» **TASK PROMPT**: Each line that holds the word "background" counts once; give the total for the records below and nothing else.

» **MATERIAL FOR THIS EXERCISE**:
»»
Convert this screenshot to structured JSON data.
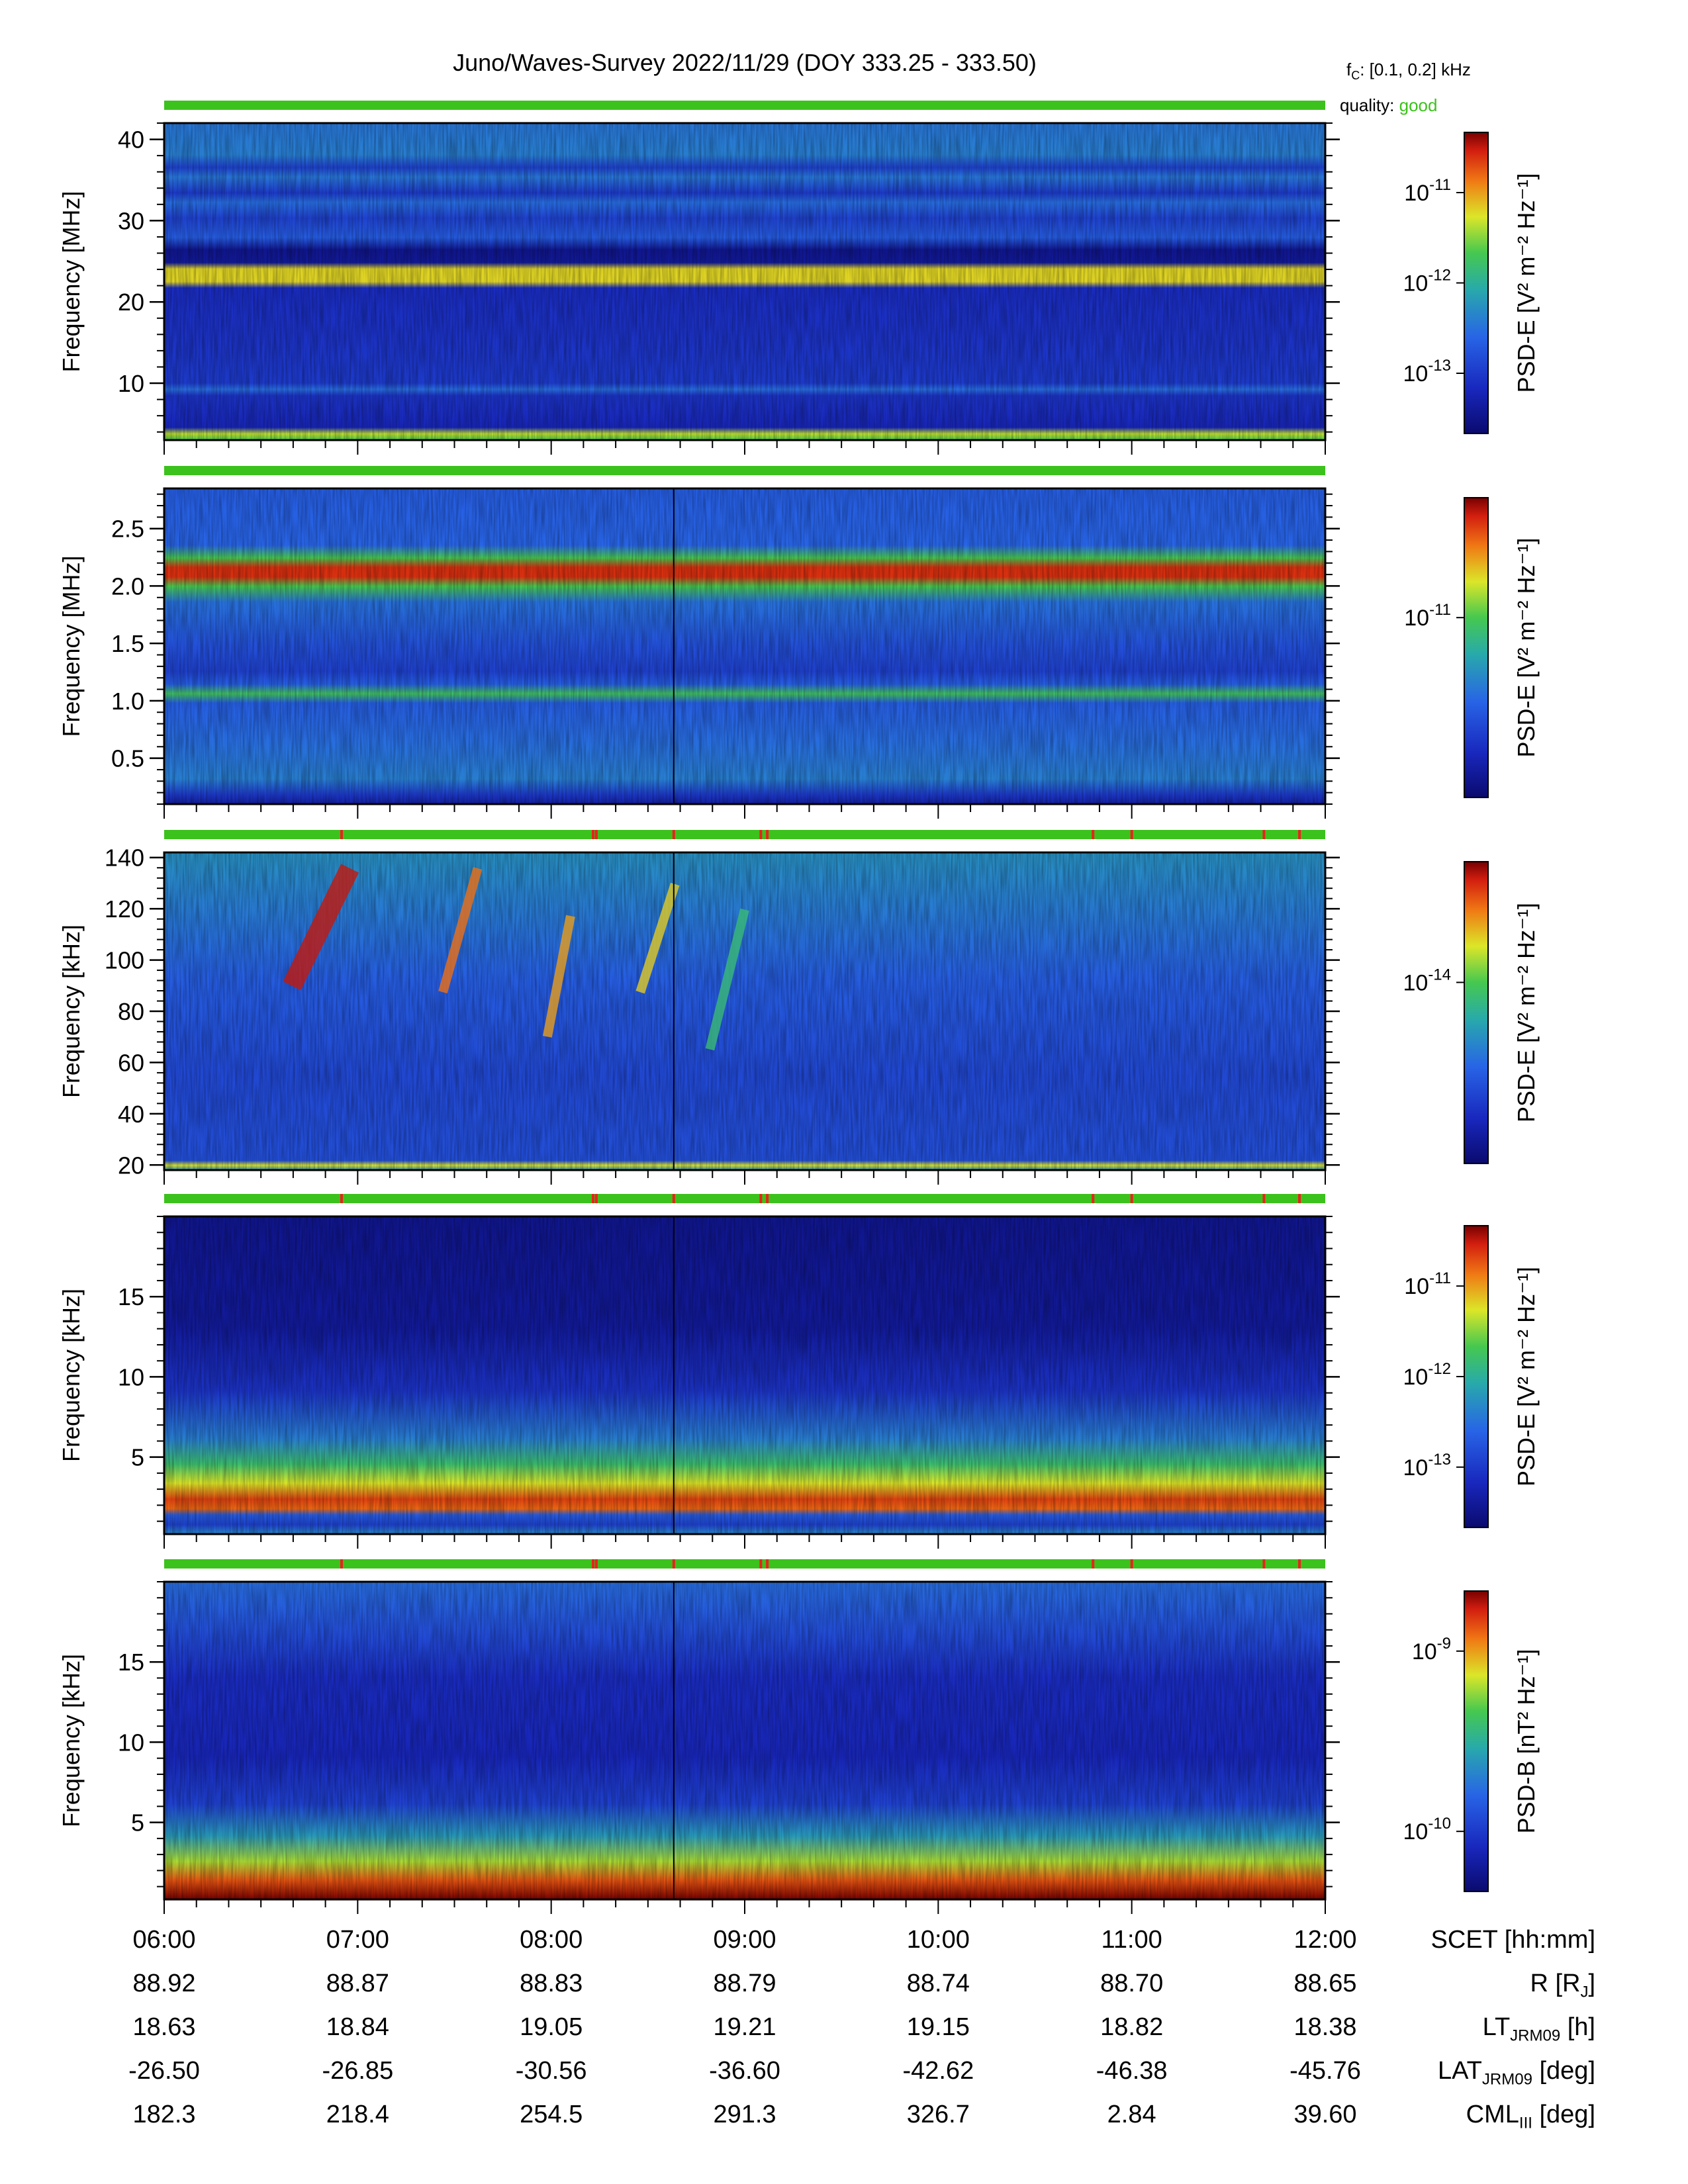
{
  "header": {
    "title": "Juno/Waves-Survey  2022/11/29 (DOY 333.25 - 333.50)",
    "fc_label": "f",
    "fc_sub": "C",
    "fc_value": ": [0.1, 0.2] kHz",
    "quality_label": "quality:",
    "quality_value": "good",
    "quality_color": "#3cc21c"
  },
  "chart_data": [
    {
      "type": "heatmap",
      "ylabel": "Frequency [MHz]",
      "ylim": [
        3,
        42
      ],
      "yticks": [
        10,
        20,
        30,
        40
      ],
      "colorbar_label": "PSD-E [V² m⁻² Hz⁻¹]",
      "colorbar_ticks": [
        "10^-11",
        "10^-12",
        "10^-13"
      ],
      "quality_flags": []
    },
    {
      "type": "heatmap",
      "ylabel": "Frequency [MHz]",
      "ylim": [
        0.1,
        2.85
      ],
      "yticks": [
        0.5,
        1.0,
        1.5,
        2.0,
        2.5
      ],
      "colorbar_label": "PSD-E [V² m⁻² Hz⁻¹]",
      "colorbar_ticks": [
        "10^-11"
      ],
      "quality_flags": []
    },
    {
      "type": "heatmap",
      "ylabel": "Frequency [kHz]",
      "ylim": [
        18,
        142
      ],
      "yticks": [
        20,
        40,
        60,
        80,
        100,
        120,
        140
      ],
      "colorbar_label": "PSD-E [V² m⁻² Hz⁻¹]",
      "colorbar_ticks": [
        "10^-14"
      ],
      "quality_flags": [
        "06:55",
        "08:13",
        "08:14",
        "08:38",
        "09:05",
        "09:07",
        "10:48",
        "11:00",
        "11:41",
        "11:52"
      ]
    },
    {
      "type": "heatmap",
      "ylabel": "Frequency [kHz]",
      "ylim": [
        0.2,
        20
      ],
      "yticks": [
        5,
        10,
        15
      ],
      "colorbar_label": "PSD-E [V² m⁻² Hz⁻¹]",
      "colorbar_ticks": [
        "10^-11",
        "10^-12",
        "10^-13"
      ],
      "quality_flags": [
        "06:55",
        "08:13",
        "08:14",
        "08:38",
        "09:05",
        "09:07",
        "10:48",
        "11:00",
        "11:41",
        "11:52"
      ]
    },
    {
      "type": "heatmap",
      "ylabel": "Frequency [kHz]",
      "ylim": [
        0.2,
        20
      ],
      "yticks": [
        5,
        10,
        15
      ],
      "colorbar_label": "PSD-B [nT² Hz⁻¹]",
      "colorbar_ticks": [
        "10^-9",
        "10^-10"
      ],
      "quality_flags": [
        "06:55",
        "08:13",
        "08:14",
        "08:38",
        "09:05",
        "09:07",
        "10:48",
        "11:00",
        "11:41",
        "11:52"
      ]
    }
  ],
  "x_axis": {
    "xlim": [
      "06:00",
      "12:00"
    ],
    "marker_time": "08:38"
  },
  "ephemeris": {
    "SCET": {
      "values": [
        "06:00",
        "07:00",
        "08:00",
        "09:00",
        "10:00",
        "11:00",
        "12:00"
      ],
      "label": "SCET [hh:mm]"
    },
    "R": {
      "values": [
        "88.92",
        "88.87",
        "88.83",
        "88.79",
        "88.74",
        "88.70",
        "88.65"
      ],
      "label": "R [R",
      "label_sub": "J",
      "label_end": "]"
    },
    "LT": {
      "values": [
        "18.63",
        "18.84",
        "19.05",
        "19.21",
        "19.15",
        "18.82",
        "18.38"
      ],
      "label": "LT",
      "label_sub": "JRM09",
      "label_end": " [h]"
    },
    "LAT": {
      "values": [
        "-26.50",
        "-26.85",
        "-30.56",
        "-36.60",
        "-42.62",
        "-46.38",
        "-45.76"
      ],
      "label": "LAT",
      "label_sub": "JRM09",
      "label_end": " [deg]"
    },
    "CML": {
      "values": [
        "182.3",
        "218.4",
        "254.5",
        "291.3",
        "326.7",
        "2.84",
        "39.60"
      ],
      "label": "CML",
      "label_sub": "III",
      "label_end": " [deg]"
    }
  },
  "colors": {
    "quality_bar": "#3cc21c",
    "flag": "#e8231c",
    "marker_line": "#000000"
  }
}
««
»»
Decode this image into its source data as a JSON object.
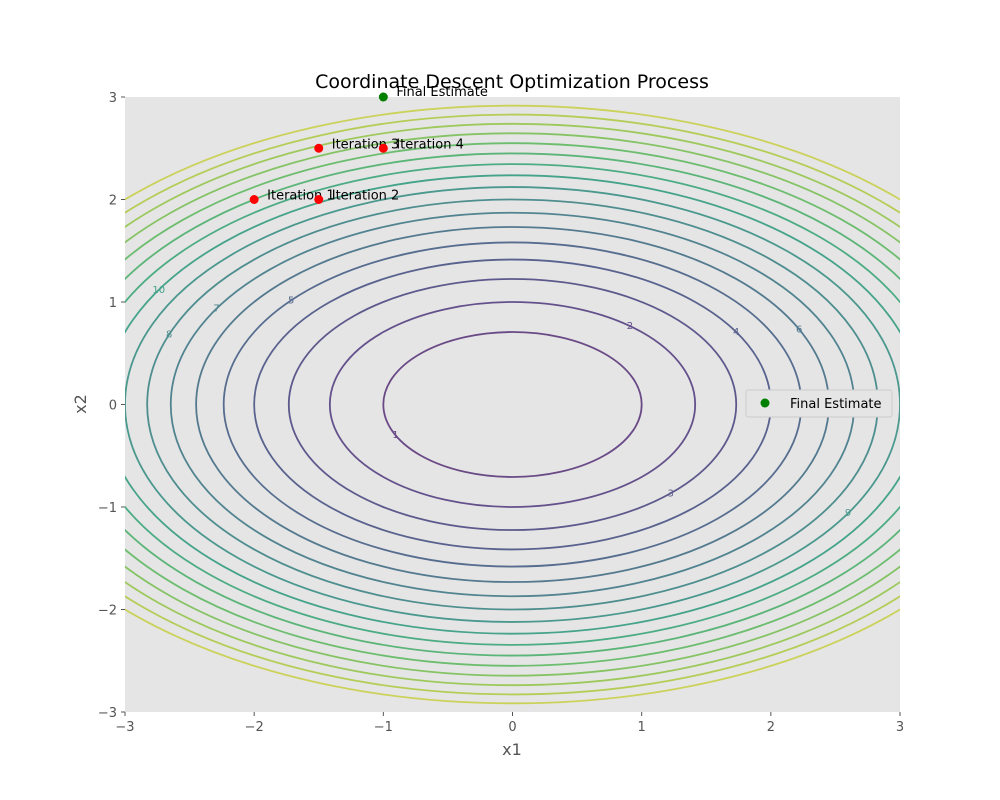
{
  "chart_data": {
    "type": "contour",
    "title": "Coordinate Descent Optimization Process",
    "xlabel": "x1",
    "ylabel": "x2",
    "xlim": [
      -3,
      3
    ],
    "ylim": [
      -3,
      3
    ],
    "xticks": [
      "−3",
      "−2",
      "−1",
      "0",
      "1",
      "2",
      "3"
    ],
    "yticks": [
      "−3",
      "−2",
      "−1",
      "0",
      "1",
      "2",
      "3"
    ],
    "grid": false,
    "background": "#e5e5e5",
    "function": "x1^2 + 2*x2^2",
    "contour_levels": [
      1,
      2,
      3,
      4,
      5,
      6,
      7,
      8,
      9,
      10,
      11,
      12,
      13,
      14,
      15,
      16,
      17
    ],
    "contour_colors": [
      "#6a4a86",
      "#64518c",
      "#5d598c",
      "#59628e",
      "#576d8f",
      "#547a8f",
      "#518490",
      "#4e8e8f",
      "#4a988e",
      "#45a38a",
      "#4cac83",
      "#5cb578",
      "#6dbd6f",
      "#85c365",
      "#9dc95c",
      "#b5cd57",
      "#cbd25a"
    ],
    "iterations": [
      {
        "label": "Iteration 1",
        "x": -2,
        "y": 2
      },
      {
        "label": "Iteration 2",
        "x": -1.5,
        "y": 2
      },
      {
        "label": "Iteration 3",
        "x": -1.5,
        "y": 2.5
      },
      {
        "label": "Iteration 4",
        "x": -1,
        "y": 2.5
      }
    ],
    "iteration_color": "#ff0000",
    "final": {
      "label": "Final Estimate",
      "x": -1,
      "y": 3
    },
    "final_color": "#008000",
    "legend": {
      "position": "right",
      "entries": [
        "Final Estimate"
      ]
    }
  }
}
««
»»
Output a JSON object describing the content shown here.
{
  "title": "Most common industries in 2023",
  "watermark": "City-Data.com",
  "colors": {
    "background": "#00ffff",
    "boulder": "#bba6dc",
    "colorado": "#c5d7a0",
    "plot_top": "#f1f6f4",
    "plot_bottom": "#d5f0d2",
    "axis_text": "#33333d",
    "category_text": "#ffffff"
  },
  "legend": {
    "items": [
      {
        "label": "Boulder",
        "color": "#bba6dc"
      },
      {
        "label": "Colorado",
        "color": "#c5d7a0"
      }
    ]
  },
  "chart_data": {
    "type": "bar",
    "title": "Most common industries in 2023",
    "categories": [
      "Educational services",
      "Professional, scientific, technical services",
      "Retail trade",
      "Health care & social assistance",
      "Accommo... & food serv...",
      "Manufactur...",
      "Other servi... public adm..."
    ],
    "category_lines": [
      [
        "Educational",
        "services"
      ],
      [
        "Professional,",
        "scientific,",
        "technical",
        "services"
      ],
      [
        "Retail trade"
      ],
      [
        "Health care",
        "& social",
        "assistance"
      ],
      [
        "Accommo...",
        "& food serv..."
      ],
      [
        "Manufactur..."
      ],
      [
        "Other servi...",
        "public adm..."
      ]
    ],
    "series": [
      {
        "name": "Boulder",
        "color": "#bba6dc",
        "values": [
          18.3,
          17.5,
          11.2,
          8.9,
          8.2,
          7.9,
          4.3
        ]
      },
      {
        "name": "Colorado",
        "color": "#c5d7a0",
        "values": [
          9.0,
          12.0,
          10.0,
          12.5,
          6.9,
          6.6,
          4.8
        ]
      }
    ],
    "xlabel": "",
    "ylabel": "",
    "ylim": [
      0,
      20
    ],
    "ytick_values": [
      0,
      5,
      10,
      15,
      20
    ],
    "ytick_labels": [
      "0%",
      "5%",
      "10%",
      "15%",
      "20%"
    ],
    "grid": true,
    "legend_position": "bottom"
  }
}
««
» **OUTPUT FOR THIS TASK**: 2